- _Work required_
Copy out the items word for word, starting with the first line and ending with the line that contains "coat-of-arms-emblem <box>297 14 389 106</box>", including that line.

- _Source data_
_ _ _
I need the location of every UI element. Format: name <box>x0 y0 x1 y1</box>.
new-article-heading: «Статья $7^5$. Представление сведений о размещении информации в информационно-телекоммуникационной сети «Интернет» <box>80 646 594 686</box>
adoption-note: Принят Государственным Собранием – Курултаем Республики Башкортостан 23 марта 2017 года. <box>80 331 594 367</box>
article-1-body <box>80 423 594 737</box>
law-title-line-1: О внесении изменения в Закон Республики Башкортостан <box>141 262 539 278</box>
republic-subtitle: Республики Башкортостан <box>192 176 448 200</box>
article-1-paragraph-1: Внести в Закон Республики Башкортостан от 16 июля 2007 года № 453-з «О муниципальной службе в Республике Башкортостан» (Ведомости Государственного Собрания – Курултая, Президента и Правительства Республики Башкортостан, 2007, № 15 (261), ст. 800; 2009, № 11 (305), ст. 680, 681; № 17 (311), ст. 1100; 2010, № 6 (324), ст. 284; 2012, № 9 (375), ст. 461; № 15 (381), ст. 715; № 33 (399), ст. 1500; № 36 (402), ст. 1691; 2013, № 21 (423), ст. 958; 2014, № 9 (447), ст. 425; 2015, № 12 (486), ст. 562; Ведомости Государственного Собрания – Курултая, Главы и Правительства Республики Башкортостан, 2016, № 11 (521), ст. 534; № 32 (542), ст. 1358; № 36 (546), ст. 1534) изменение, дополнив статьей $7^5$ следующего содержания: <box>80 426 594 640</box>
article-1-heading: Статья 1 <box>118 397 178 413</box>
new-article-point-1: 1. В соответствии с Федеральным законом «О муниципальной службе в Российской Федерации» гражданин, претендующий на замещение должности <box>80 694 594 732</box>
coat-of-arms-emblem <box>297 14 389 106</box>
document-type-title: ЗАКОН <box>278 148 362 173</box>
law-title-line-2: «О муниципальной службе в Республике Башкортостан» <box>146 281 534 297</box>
_ _ _
- _Final result_
I need the location of every UI element. Format: name <box>x0 y0 x1 y1</box>.
new-article-heading: «Статья $7^5$. Представление сведений о размещении информации в информационно-телекоммуникационной сети «Интернет» <box>80 646 594 686</box>
adoption-note: Принят Государственным Собранием – Курултаем Республики Башкортостан 23 марта 2017 года. <box>80 331 594 367</box>
article-1-body <box>80 423 594 737</box>
law-title-line-1: О внесении изменения в Закон Республики Башкортостан <box>141 262 539 278</box>
republic-subtitle: Республики Башкортостан <box>192 176 448 200</box>
article-1-paragraph-1: Внести в Закон Республики Башкортостан от 16 июля 2007 года № 453-з «О муниципальной службе в Республике Башкортостан» (Ведомости Государственного Собрания – Курултая, Президента и Правительства Республики Башкортостан, 2007, № 15 (261), ст. 800; 2009, № 11 (305), ст. 680, 681; № 17 (311), ст. 1100; 2010, № 6 (324), ст. 284; 2012, № 9 (375), ст. 461; № 15 (381), ст. 715; № 33 (399), ст. 1500; № 36 (402), ст. 1691; 2013, № 21 (423), ст. 958; 2014, № 9 (447), ст. 425; 2015, № 12 (486), ст. 562; Ведомости Государственного Собрания – Курултая, Главы и Правительства Республики Башкортостан, 2016, № 11 (521), ст. 534; № 32 (542), ст. 1358; № 36 (546), ст. 1534) изменение, дополнив статьей $7^5$ следующего содержания: <box>80 426 594 640</box>
article-1-heading: Статья 1 <box>118 397 178 413</box>
new-article-point-1: 1. В соответствии с Федеральным законом «О муниципальной службе в Российской Федерации» гражданин, претендующий на замещение должности <box>80 694 594 732</box>
coat-of-arms-emblem <box>297 14 389 106</box>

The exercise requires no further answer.